Task prompt. In full and without alteration, give the listing again.
** BEGIN Given entries **
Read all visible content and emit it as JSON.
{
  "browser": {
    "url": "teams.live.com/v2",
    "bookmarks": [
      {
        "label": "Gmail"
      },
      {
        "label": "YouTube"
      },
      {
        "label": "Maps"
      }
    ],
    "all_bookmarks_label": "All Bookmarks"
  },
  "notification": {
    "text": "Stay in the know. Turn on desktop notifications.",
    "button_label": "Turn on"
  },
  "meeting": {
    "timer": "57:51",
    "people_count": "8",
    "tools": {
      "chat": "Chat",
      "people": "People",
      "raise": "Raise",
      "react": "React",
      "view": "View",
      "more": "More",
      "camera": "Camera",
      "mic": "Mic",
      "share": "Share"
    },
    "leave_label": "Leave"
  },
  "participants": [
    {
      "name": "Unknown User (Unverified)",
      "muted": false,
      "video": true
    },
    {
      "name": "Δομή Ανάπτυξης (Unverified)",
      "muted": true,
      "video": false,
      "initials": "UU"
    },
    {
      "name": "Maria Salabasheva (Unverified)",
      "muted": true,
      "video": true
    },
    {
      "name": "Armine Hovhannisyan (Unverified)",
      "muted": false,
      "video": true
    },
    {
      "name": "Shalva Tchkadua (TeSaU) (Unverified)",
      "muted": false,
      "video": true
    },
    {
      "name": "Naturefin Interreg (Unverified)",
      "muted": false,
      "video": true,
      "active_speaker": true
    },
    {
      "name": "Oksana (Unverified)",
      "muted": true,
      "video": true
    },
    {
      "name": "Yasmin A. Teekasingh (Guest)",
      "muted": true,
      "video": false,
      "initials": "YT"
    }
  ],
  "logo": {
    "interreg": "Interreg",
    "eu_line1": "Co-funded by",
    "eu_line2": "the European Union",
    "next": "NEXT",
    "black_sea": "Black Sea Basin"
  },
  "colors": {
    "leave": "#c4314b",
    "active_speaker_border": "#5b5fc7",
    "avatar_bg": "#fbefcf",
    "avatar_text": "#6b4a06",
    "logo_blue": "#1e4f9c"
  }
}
** END Given entries **
Task response.
Read all visible content and emit it as JSON.
{
  "browser": {
    "url": "teams.live.com/v2",
    "bookmarks": [
      {
        "label": "Gmail"
      },
      {
        "label": "YouTube"
      },
      {
        "label": "Maps"
      }
    ],
    "all_bookmarks_label": "All Bookmarks"
  },
  "notification": {
    "text": "Stay in the know. Turn on desktop notifications.",
    "button_label": "Turn on"
  },
  "meeting": {
    "timer": "57:51",
    "people_count": "8",
    "tools": {
      "chat": "Chat",
      "people": "People",
      "raise": "Raise",
      "react": "React",
      "view": "View",
      "more": "More",
      "camera": "Camera",
      "mic": "Mic",
      "share": "Share"
    },
    "leave_label": "Leave"
  },
  "participants": [
    {
      "name": "Unknown User (Unverified)",
      "muted": false,
      "video": true
    },
    {
      "name": "Δομή Ανάπτυξης (Unverified)",
      "muted": true,
      "video": false,
      "initials": "UU"
    },
    {
      "name": "Maria Salabasheva (Unverified)",
      "muted": true,
      "video": true
    },
    {
      "name": "Armine Hovhannisyan (Unverified)",
      "muted": false,
      "video": true
    },
    {
      "name": "Shalva Tchkadua (TeSaU) (Unverified)",
      "muted": false,
      "video": true
    },
    {
      "name": "Naturefin Interreg (Unverified)",
      "muted": false,
      "video": true,
      "active_speaker": true
    },
    {
      "name": "Oksana (Unverified)",
      "muted": true,
      "video": true
    },
    {
      "name": "Yasmin A. Teekasingh (Guest)",
      "muted": true,
      "video": false,
      "initials": "YT"
    }
  ],
  "logo": {
    "interreg": "Interreg",
    "eu_line1": "Co-funded by",
    "eu_line2": "the European Union",
    "next": "NEXT",
    "black_sea": "Black Sea Basin"
  },
  "colors": {
    "leave": "#c4314b",
    "active_speaker_border": "#5b5fc7",
    "avatar_bg": "#fbefcf",
    "avatar_text": "#6b4a06",
    "logo_blue": "#1e4f9c"
  }
}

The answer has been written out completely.